**Aim of the task**
Check each line of the records for "Monzonite"; collect those that have it.

**Data for the task**
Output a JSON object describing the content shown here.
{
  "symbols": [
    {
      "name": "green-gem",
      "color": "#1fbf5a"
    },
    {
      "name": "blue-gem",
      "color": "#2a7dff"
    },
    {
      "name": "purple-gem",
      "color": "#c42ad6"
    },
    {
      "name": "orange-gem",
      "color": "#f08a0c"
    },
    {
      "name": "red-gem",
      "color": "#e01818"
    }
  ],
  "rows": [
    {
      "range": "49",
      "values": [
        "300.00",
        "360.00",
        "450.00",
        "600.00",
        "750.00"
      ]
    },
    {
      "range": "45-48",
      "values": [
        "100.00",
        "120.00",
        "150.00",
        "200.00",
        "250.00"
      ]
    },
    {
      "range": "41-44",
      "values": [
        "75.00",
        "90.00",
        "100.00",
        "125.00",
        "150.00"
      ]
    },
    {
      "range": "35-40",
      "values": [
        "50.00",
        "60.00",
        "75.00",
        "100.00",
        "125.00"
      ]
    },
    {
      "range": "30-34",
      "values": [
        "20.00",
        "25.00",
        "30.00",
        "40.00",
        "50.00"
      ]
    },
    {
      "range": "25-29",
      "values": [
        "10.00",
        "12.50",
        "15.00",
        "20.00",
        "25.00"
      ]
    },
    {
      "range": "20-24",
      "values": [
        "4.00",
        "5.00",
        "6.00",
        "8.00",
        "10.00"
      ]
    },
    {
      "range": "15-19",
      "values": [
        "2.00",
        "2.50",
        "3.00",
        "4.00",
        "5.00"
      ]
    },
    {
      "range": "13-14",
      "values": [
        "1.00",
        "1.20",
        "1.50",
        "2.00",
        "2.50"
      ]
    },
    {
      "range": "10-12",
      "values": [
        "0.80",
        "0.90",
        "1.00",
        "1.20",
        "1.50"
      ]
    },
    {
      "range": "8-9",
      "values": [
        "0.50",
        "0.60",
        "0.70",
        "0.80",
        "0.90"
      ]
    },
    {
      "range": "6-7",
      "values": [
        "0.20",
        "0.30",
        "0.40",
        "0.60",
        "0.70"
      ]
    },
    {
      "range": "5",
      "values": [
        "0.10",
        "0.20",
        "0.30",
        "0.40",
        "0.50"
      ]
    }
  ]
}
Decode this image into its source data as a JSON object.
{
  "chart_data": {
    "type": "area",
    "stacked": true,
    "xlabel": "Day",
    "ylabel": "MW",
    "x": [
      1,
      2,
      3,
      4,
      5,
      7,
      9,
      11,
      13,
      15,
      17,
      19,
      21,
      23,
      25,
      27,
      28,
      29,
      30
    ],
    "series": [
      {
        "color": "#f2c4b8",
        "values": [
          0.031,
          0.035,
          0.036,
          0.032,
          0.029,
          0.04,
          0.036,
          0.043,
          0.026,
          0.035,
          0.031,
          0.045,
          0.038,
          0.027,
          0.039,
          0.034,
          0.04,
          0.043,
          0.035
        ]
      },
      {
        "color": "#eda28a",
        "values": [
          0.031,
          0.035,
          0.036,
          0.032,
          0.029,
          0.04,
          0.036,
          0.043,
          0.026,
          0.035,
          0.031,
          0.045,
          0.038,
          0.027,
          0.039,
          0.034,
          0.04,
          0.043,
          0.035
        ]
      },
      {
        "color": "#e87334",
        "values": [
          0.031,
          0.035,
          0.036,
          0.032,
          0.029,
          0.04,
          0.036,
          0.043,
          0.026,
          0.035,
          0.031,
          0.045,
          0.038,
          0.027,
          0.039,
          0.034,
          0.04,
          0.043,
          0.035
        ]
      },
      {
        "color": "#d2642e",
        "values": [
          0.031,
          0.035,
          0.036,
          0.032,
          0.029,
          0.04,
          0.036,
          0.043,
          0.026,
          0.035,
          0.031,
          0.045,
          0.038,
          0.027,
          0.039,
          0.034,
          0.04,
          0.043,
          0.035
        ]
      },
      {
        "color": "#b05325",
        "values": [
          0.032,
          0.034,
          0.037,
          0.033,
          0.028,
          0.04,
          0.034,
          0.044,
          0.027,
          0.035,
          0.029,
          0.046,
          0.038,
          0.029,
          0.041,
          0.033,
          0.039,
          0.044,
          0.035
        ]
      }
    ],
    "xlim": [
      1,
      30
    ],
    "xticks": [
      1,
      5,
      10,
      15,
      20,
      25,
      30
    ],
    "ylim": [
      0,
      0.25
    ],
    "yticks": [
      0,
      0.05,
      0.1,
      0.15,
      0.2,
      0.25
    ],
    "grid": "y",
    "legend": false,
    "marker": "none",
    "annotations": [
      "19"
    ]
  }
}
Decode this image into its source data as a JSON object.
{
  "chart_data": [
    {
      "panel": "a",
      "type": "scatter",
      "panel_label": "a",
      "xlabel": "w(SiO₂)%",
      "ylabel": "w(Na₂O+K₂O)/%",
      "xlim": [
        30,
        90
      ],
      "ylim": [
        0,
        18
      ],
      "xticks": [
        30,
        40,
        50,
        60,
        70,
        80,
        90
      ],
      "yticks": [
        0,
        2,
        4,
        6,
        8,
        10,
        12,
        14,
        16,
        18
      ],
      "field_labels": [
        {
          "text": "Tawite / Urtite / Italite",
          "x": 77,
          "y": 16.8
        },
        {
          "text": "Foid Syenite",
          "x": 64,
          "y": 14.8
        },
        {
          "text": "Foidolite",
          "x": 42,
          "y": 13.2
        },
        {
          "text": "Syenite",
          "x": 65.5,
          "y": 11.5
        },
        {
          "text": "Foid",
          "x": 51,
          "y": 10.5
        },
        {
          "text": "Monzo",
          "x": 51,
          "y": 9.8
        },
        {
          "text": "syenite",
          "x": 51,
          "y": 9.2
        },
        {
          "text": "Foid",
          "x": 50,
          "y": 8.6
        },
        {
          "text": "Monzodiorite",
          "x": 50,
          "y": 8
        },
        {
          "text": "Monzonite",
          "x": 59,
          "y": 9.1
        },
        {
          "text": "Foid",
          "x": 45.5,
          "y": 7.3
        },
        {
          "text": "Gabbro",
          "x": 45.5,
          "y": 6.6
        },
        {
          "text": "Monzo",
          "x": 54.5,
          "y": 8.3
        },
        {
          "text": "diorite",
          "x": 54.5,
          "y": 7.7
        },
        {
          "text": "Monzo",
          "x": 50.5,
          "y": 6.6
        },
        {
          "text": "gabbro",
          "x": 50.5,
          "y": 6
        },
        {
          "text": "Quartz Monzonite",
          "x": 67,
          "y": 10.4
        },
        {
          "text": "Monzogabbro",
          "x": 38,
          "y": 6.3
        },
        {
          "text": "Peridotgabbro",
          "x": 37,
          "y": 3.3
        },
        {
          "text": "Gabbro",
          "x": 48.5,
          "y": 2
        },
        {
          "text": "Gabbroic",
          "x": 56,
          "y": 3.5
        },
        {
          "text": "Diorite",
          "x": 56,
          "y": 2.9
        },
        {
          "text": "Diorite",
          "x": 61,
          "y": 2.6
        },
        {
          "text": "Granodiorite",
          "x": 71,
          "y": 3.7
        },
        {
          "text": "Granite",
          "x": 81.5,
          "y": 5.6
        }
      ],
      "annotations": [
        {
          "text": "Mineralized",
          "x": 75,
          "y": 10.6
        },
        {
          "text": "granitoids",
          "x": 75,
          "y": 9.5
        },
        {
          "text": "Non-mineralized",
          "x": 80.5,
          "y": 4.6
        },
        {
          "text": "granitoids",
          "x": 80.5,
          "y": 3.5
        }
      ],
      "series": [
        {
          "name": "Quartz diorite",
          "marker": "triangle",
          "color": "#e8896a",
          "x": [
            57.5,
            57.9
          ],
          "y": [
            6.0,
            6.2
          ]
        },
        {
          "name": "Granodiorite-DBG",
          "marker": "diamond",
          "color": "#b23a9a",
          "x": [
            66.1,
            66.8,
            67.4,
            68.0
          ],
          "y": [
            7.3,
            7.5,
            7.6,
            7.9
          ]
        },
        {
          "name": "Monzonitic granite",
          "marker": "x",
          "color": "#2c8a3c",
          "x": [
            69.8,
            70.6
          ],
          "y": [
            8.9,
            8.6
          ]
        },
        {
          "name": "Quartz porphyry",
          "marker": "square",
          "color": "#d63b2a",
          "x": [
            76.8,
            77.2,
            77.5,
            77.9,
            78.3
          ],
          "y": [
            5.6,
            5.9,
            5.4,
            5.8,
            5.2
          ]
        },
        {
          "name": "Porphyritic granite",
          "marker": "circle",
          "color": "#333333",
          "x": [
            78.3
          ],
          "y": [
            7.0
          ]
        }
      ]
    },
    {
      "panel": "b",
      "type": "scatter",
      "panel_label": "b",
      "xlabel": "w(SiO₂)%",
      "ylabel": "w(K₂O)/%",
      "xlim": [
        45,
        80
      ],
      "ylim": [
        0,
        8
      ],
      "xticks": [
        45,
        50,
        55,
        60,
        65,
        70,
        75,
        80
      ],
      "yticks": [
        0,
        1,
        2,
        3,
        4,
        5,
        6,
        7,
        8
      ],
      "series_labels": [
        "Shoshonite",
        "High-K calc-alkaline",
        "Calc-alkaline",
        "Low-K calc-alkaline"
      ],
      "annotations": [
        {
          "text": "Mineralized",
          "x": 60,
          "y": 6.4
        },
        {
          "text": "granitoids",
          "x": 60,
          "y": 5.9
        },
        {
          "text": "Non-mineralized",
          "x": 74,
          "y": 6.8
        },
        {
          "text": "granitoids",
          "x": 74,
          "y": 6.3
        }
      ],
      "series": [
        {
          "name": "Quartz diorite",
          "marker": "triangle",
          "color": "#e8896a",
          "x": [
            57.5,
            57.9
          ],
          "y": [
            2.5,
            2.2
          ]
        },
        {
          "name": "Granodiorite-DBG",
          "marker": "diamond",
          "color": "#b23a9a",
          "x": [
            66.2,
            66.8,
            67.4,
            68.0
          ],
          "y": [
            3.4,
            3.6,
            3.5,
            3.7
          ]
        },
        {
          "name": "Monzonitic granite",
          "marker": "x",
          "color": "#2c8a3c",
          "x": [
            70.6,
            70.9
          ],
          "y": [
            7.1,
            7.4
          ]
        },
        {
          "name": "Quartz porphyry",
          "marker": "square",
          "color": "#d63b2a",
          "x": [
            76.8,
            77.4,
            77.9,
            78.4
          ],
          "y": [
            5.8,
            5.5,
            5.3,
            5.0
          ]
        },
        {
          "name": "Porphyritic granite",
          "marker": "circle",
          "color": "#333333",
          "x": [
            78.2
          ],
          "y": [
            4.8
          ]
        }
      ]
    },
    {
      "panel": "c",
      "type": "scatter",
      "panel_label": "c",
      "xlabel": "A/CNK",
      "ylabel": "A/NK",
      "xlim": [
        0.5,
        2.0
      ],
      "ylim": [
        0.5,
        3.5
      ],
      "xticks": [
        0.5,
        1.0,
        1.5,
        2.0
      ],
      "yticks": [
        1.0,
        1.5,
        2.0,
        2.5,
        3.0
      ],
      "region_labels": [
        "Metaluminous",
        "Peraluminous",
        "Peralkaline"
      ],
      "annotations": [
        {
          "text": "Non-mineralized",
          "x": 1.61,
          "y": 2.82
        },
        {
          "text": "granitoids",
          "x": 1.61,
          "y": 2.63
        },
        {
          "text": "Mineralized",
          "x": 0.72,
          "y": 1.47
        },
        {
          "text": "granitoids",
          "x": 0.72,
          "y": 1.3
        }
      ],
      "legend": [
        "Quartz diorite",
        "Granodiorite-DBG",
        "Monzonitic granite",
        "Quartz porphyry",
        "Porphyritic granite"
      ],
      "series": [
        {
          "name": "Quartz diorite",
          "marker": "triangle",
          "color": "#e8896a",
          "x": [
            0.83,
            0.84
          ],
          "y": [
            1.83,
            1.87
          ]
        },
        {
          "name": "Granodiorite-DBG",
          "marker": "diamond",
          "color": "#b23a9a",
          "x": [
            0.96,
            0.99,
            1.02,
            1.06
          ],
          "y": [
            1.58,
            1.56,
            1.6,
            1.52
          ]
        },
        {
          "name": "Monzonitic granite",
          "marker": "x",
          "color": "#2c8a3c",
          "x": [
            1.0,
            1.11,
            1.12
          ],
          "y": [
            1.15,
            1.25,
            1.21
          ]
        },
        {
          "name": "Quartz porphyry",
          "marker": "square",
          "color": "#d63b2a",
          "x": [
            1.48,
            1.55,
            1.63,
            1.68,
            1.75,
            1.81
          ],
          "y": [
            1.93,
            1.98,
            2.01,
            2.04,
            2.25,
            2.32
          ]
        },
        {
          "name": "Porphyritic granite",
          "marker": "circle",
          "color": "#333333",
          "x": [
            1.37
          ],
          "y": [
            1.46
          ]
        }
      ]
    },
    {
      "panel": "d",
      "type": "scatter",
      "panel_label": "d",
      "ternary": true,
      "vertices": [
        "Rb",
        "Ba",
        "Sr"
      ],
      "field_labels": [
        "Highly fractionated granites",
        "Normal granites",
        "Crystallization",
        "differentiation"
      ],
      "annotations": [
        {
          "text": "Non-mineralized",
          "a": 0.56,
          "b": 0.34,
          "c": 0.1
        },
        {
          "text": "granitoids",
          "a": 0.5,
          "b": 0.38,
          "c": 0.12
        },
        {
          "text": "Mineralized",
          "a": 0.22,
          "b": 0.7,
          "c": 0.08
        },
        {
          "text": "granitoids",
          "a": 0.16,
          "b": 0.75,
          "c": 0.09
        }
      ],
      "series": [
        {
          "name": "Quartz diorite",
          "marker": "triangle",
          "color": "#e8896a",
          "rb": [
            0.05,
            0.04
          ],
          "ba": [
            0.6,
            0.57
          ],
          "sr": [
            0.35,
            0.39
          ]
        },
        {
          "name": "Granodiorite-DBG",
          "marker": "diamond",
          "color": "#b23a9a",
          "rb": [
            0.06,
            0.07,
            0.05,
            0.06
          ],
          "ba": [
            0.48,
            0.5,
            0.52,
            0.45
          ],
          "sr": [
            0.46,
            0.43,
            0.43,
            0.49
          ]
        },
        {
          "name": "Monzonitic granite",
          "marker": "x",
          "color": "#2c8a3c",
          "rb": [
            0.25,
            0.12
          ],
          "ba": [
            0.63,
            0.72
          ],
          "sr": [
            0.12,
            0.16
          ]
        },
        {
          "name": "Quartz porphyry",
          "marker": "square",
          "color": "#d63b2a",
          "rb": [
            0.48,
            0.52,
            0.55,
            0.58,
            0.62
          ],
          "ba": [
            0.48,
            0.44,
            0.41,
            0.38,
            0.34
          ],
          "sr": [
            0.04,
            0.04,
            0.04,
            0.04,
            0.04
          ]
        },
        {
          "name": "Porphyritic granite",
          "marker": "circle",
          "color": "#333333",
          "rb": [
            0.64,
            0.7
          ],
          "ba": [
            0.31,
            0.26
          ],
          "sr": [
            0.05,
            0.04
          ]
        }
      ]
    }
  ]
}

**Output for this exercise**
          "text": "Monzonite",
          "text": "Quartz Monzonite",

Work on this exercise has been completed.